[Begin Listing]
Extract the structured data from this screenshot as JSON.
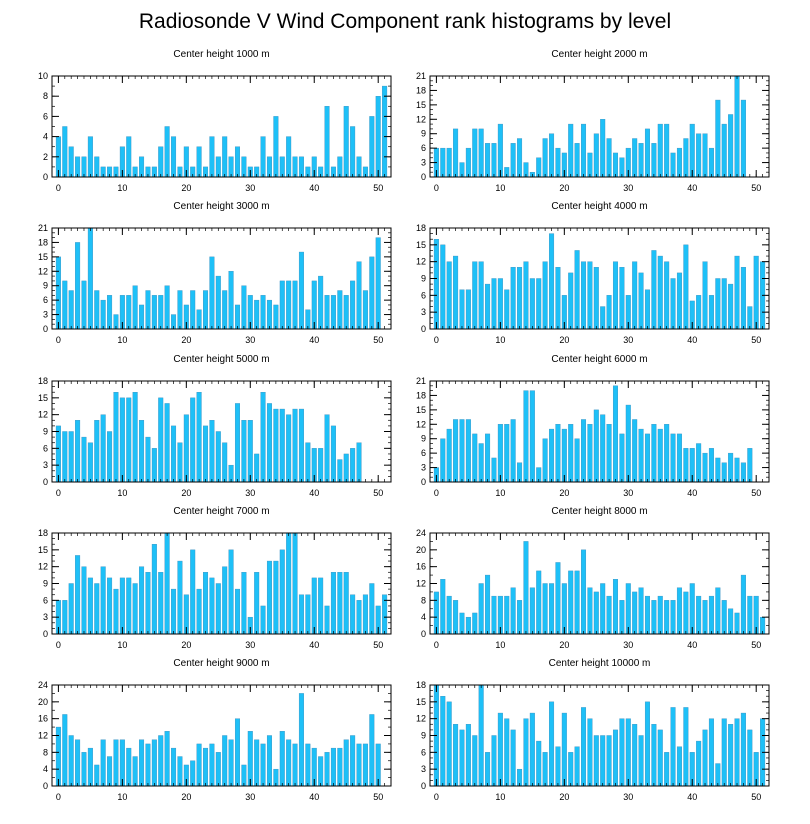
{
  "title": "Radiosonde V Wind Component rank histograms by level",
  "colors": {
    "bar": "#1ec0f7",
    "bar_edge": "#3a8fbf",
    "axis": "#000000"
  },
  "chart_data": [
    {
      "type": "bar",
      "title": "Center height 1000 m",
      "ylim": [
        0,
        10
      ],
      "yticks": [
        0,
        2,
        4,
        6,
        8,
        10
      ],
      "xlim": [
        -1,
        52
      ],
      "xticks": [
        0,
        10,
        20,
        30,
        40,
        50
      ],
      "values": [
        4,
        5,
        3,
        2,
        2,
        4,
        2,
        1,
        1,
        1,
        3,
        4,
        1,
        2,
        1,
        1,
        3,
        5,
        4,
        1,
        3,
        1,
        3,
        1,
        4,
        2,
        4,
        2,
        3,
        2,
        1,
        1,
        4,
        2,
        6,
        2,
        4,
        2,
        2,
        1,
        2,
        1,
        7,
        1,
        2,
        7,
        5,
        2,
        1,
        6,
        8,
        9
      ]
    },
    {
      "type": "bar",
      "title": "Center height 2000 m",
      "ylim": [
        0,
        21
      ],
      "yticks": [
        0,
        3,
        6,
        9,
        12,
        15,
        18,
        21
      ],
      "xlim": [
        -1,
        52
      ],
      "xticks": [
        0,
        10,
        20,
        30,
        40,
        50
      ],
      "values": [
        6,
        6,
        6,
        10,
        3,
        6,
        10,
        10,
        7,
        7,
        11,
        2,
        7,
        8,
        3,
        1,
        4,
        8,
        9,
        6,
        5,
        11,
        7,
        11,
        5,
        9,
        12,
        8,
        5,
        4,
        6,
        8,
        7,
        10,
        7,
        11,
        11,
        5,
        6,
        8,
        11,
        9,
        9,
        6,
        16,
        11,
        13,
        21,
        16
      ]
    },
    {
      "type": "bar",
      "title": "Center height 3000 m",
      "ylim": [
        0,
        21
      ],
      "yticks": [
        0,
        3,
        6,
        9,
        12,
        15,
        18,
        21
      ],
      "xlim": [
        -1,
        52
      ],
      "xticks": [
        0,
        10,
        20,
        30,
        40,
        50
      ],
      "values": [
        15,
        10,
        8,
        18,
        10,
        21,
        8,
        6,
        7,
        3,
        7,
        7,
        9,
        5,
        8,
        7,
        7,
        9,
        3,
        8,
        5,
        8,
        4,
        8,
        15,
        11,
        8,
        12,
        5,
        9,
        7,
        6,
        7,
        6,
        5,
        10,
        10,
        10,
        16,
        4,
        10,
        11,
        7,
        7,
        8,
        7,
        10,
        14,
        8,
        15,
        19
      ]
    },
    {
      "type": "bar",
      "title": "Center height 4000 m",
      "ylim": [
        0,
        18
      ],
      "yticks": [
        0,
        3,
        6,
        9,
        12,
        15,
        18
      ],
      "xlim": [
        -1,
        52
      ],
      "xticks": [
        0,
        10,
        20,
        30,
        40,
        50
      ],
      "values": [
        16,
        15,
        12,
        13,
        7,
        7,
        12,
        12,
        8,
        9,
        9,
        7,
        11,
        11,
        12,
        9,
        9,
        12,
        17,
        11,
        6,
        10,
        14,
        12,
        12,
        11,
        4,
        6,
        12,
        11,
        6,
        12,
        10,
        7,
        14,
        13,
        12,
        9,
        10,
        15,
        5,
        6,
        12,
        6,
        9,
        9,
        8,
        13,
        11,
        4,
        13,
        12
      ]
    },
    {
      "type": "bar",
      "title": "Center height 5000 m",
      "ylim": [
        0,
        18
      ],
      "yticks": [
        0,
        3,
        6,
        9,
        12,
        15,
        18
      ],
      "xlim": [
        -1,
        52
      ],
      "xticks": [
        0,
        10,
        20,
        30,
        40,
        50
      ],
      "values": [
        10,
        9,
        9,
        11,
        8,
        7,
        11,
        12,
        9,
        16,
        15,
        15,
        16,
        11,
        8,
        6,
        15,
        14,
        10,
        7,
        12,
        15,
        16,
        10,
        11,
        9,
        7,
        3,
        14,
        11,
        11,
        5,
        16,
        14,
        13,
        13,
        12,
        13,
        13,
        7,
        6,
        6,
        12,
        10,
        4,
        5,
        6,
        7
      ]
    },
    {
      "type": "bar",
      "title": "Center height 6000 m",
      "ylim": [
        0,
        21
      ],
      "yticks": [
        0,
        3,
        6,
        9,
        12,
        15,
        18,
        21
      ],
      "xlim": [
        -1,
        52
      ],
      "xticks": [
        0,
        10,
        20,
        30,
        40,
        50
      ],
      "values": [
        3,
        9,
        11,
        13,
        13,
        13,
        10,
        8,
        10,
        5,
        12,
        12,
        13,
        4,
        19,
        19,
        3,
        9,
        11,
        12,
        11,
        12,
        9,
        13,
        12,
        15,
        14,
        12,
        20,
        10,
        16,
        13,
        11,
        10,
        12,
        11,
        12,
        10,
        10,
        7,
        7,
        8,
        6,
        7,
        5,
        4,
        6,
        5,
        4,
        7
      ]
    },
    {
      "type": "bar",
      "title": "Center height 7000 m",
      "ylim": [
        0,
        18
      ],
      "yticks": [
        0,
        3,
        6,
        9,
        12,
        15,
        18
      ],
      "xlim": [
        -1,
        52
      ],
      "xticks": [
        0,
        10,
        20,
        30,
        40,
        50
      ],
      "values": [
        6,
        6,
        9,
        14,
        12,
        10,
        9,
        12,
        10,
        8,
        10,
        10,
        9,
        12,
        11,
        16,
        11,
        18,
        8,
        13,
        7,
        15,
        8,
        11,
        10,
        9,
        12,
        15,
        8,
        11,
        3,
        11,
        5,
        13,
        13,
        15,
        18,
        18,
        7,
        7,
        10,
        10,
        5,
        11,
        11,
        11,
        7,
        6,
        7,
        9,
        5,
        7
      ]
    },
    {
      "type": "bar",
      "title": "Center height 8000 m",
      "ylim": [
        0,
        24
      ],
      "yticks": [
        0,
        4,
        8,
        12,
        16,
        20,
        24
      ],
      "xlim": [
        -1,
        52
      ],
      "xticks": [
        0,
        10,
        20,
        30,
        40,
        50
      ],
      "values": [
        10,
        13,
        9,
        8,
        5,
        4,
        5,
        12,
        14,
        9,
        9,
        9,
        11,
        8,
        22,
        11,
        15,
        12,
        12,
        17,
        12,
        15,
        15,
        20,
        11,
        10,
        12,
        9,
        13,
        8,
        12,
        10,
        11,
        9,
        8,
        9,
        8,
        8,
        11,
        10,
        12,
        9,
        8,
        9,
        11,
        8,
        6,
        5,
        14,
        9,
        9,
        4
      ]
    },
    {
      "type": "bar",
      "title": "Center height 9000 m",
      "ylim": [
        0,
        24
      ],
      "yticks": [
        0,
        4,
        8,
        12,
        16,
        20,
        24
      ],
      "xlim": [
        -1,
        52
      ],
      "xticks": [
        0,
        10,
        20,
        30,
        40,
        50
      ],
      "values": [
        14,
        17,
        12,
        11,
        8,
        9,
        5,
        11,
        7,
        11,
        11,
        9,
        7,
        11,
        10,
        11,
        12,
        13,
        9,
        7,
        5,
        6,
        10,
        9,
        10,
        8,
        12,
        11,
        16,
        5,
        13,
        11,
        10,
        12,
        4,
        13,
        11,
        10,
        22,
        10,
        9,
        7,
        8,
        9,
        9,
        11,
        12,
        10,
        10,
        17,
        10
      ]
    },
    {
      "type": "bar",
      "title": "Center height 10000 m",
      "ylim": [
        0,
        18
      ],
      "yticks": [
        0,
        3,
        6,
        9,
        12,
        15,
        18
      ],
      "xlim": [
        -1,
        52
      ],
      "xticks": [
        0,
        10,
        20,
        30,
        40,
        50
      ],
      "values": [
        18,
        16,
        15,
        11,
        10,
        11,
        9,
        18,
        6,
        9,
        13,
        12,
        10,
        3,
        12,
        13,
        8,
        6,
        15,
        7,
        13,
        6,
        7,
        14,
        12,
        9,
        9,
        9,
        10,
        12,
        12,
        11,
        9,
        15,
        11,
        10,
        6,
        14,
        7,
        14,
        6,
        8,
        10,
        12,
        4,
        12,
        11,
        12,
        13,
        10,
        6,
        12
      ]
    }
  ]
}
[End Listing]
Report each line of the material above where the word "title" appears.

▶ Exercise response
  "title": "Radiosonde V Wind Component rank histograms by level",
      "title": "Center height 1000 m",
      "title": "Center height 2000 m",
      "title": "Center height 3000 m",
      "title": "Center height 4000 m",
      "title": "Center height 5000 m",
      "title": "Center height 6000 m",
      "title": "Center height 7000 m",
      "title": "Center height 8000 m",
      "title": "Center height 9000 m",
      "title": "Center height 10000 m",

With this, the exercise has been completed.